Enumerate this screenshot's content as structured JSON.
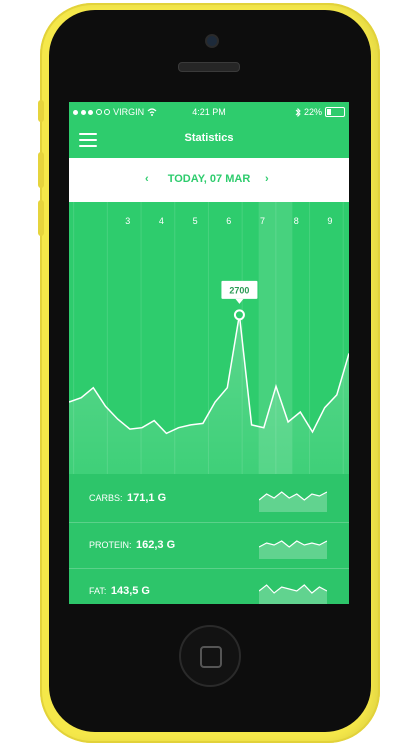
{
  "status_bar": {
    "carrier": "VIRGIN",
    "time": "4:21 PM",
    "battery": "22%"
  },
  "header": {
    "title": "Statistics",
    "menu_icon": "hamburger-icon"
  },
  "date_nav": {
    "prev": "‹",
    "date": "TODAY, 07 MAR",
    "next": "›"
  },
  "chart_data": {
    "type": "area",
    "x_labels": [
      "3",
      "4",
      "5",
      "6",
      "7",
      "8",
      "9"
    ],
    "selected_label": "7",
    "tooltip": "2700",
    "values": [
      1990,
      2020,
      2090,
      1960,
      1870,
      1800,
      1810,
      1860,
      1770,
      1810,
      1830,
      1840,
      1990,
      2090,
      2600,
      1830,
      1810,
      2100,
      1850,
      1920,
      1780,
      1950,
      2040,
      2330
    ]
  },
  "macros": [
    {
      "label": "CARBS:",
      "value": "171,1 G",
      "trend": [
        3,
        6,
        4,
        7,
        4,
        6,
        3,
        6,
        5,
        7
      ]
    },
    {
      "label": "PROTEIN:",
      "value": "162,3 G",
      "trend": [
        3,
        5,
        4,
        6,
        3,
        6,
        4,
        5,
        4,
        6
      ]
    },
    {
      "label": "FAT:",
      "value": "143,5 G",
      "trend": [
        4,
        7,
        3,
        6,
        5,
        4,
        7,
        3,
        6,
        4
      ]
    }
  ],
  "colors": {
    "accent": "#2ecc6d",
    "frame": "#f5e84a"
  }
}
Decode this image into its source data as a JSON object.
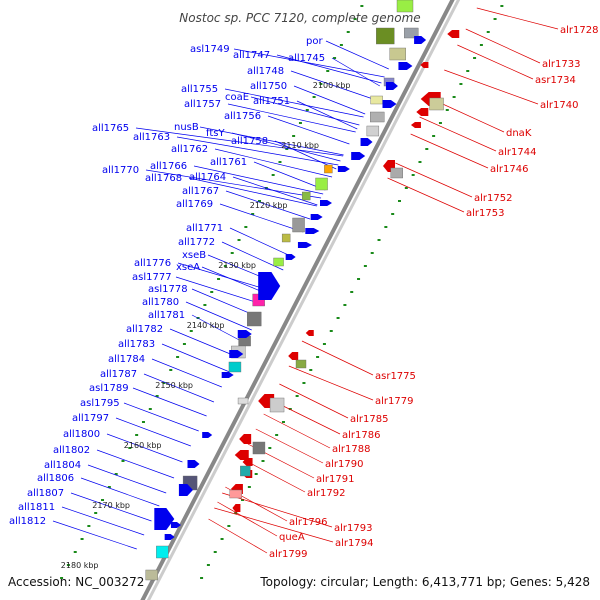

• • • •

* **Task instructions**:
Determine how many lines above hold the word "JSON", then give only that number.

* **Answer to the problem**:
2